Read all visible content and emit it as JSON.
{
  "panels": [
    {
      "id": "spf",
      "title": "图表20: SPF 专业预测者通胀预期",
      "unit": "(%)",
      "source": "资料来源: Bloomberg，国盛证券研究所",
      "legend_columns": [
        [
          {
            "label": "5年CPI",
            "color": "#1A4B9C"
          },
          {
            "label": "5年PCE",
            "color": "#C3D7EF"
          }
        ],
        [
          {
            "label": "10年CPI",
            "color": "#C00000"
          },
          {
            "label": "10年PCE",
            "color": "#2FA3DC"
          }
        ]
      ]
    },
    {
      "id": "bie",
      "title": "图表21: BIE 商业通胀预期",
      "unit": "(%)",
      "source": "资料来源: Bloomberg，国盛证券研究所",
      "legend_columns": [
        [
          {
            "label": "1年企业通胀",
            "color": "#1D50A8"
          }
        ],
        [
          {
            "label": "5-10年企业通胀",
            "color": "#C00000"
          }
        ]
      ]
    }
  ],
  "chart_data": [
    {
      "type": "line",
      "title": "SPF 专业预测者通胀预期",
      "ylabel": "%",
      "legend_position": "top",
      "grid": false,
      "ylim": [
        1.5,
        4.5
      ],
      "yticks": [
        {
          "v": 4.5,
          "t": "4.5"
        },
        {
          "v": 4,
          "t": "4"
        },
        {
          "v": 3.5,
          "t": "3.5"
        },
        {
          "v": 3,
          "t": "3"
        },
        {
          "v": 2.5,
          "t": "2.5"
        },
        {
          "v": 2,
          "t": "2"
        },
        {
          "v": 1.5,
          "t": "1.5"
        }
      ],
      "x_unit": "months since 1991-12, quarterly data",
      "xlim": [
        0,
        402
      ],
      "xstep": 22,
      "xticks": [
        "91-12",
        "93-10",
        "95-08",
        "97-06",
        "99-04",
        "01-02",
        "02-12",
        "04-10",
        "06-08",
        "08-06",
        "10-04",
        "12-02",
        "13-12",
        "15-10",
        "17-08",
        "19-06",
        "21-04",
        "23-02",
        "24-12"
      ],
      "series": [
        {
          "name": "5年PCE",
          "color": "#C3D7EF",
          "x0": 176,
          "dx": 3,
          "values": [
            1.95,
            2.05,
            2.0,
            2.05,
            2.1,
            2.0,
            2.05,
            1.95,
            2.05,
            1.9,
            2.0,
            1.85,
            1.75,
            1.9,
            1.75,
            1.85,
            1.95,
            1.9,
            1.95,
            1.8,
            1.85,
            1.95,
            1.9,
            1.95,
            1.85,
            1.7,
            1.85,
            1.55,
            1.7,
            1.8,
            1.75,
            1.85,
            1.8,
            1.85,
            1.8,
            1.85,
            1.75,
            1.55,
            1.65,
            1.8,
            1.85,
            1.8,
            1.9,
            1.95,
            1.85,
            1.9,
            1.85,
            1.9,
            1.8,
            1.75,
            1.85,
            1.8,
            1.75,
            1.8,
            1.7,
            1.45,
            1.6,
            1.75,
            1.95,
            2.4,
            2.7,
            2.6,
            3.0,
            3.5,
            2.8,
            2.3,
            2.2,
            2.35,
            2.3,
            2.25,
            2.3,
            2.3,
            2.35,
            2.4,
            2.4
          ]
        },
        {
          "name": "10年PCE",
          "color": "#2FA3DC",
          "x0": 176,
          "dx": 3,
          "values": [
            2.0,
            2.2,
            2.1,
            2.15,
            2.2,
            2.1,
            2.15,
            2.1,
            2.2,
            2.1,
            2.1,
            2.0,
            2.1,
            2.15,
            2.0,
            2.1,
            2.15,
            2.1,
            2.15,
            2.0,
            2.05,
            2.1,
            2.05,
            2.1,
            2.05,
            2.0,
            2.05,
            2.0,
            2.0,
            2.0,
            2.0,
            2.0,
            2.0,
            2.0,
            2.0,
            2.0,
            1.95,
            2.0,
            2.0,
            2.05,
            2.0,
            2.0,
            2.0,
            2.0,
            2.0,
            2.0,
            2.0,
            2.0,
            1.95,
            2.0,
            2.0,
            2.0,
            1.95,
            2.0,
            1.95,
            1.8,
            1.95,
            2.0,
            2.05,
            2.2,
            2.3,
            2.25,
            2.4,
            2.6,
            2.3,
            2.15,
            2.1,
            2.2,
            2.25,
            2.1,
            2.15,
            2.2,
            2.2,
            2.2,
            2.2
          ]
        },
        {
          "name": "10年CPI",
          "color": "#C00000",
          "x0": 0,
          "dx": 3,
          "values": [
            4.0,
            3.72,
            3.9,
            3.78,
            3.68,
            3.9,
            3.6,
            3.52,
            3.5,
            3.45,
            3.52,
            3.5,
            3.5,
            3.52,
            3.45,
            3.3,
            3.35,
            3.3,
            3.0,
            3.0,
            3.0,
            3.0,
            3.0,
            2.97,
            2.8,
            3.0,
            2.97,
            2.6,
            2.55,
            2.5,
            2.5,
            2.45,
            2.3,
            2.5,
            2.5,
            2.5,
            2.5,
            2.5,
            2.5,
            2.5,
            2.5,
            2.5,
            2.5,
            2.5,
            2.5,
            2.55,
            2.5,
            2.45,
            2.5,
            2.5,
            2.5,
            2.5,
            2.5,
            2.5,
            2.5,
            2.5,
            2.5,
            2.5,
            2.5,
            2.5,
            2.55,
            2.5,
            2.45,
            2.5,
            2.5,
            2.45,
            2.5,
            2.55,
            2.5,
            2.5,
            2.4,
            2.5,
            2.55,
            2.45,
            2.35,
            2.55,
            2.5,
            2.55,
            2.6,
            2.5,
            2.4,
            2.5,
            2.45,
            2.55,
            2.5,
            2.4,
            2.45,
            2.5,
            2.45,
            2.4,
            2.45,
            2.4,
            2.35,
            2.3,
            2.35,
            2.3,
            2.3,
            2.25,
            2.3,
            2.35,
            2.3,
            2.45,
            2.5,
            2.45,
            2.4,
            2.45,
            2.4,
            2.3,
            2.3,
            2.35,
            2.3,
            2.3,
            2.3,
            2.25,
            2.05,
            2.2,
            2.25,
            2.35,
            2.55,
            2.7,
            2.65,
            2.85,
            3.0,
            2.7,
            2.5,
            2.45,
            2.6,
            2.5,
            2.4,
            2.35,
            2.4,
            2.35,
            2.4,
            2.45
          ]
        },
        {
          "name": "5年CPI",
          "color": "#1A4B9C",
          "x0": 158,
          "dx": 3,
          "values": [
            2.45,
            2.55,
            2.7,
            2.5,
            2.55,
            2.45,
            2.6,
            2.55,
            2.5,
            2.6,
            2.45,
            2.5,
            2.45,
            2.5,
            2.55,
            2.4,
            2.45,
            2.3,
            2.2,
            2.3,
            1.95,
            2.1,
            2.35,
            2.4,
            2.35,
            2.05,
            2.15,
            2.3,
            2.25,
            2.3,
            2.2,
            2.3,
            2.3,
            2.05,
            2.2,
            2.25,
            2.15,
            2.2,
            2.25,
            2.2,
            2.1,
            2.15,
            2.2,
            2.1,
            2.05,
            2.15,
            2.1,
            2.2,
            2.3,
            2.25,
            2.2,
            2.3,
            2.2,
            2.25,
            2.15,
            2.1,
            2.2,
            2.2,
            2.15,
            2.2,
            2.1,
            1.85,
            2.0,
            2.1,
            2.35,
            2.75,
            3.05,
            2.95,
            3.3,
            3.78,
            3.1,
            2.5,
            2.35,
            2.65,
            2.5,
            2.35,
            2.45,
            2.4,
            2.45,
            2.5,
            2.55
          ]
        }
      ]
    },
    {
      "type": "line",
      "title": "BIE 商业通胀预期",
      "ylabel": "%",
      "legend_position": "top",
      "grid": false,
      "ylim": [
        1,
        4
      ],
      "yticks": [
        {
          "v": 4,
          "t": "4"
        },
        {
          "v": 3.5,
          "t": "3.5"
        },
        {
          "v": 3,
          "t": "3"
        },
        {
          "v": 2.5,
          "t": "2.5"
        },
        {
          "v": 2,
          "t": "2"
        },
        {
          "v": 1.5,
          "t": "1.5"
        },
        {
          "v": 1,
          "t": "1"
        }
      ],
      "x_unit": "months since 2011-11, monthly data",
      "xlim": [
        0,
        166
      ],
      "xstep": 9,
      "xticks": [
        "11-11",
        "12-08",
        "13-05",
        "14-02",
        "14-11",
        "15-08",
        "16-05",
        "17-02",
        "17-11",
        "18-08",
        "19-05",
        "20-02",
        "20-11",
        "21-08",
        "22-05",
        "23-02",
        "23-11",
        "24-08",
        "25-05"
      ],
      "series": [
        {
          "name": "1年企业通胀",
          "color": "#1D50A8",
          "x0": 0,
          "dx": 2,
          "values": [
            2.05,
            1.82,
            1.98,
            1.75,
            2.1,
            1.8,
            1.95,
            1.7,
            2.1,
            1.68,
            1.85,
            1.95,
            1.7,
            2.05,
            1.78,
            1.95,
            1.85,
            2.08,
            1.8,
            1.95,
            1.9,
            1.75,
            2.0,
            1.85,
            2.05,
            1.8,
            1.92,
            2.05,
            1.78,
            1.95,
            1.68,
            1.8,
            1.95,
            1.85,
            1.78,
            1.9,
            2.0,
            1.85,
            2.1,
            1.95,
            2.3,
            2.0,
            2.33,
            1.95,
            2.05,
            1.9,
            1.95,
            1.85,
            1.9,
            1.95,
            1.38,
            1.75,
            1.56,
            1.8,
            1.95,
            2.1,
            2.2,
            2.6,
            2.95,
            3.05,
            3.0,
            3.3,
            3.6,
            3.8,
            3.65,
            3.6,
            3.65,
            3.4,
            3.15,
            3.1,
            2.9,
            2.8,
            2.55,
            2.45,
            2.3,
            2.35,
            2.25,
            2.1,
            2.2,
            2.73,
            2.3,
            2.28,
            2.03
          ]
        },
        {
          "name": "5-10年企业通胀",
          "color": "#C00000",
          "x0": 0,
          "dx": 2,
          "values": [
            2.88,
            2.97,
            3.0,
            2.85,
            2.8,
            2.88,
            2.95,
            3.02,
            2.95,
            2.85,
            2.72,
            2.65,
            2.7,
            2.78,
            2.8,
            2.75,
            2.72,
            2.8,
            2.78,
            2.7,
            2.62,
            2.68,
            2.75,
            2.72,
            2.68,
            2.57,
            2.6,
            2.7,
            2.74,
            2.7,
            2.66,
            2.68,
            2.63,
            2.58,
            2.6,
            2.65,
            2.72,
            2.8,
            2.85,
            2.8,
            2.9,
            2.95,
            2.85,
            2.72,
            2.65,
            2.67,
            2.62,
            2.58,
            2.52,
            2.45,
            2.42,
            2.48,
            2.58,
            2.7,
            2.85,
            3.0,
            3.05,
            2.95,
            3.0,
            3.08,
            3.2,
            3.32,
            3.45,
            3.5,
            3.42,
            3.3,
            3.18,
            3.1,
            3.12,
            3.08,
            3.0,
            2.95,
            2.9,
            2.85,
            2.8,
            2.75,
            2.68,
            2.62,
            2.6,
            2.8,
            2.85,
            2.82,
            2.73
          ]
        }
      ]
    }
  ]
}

________________________________________

## TASK:
Look for the word "since" in every line of the listing and copy the lines that have it.

## FINAL RESULT:
      "x_unit": "months since 1991-12, quarterly data",
      "x_unit": "months since 2011-11, monthly data",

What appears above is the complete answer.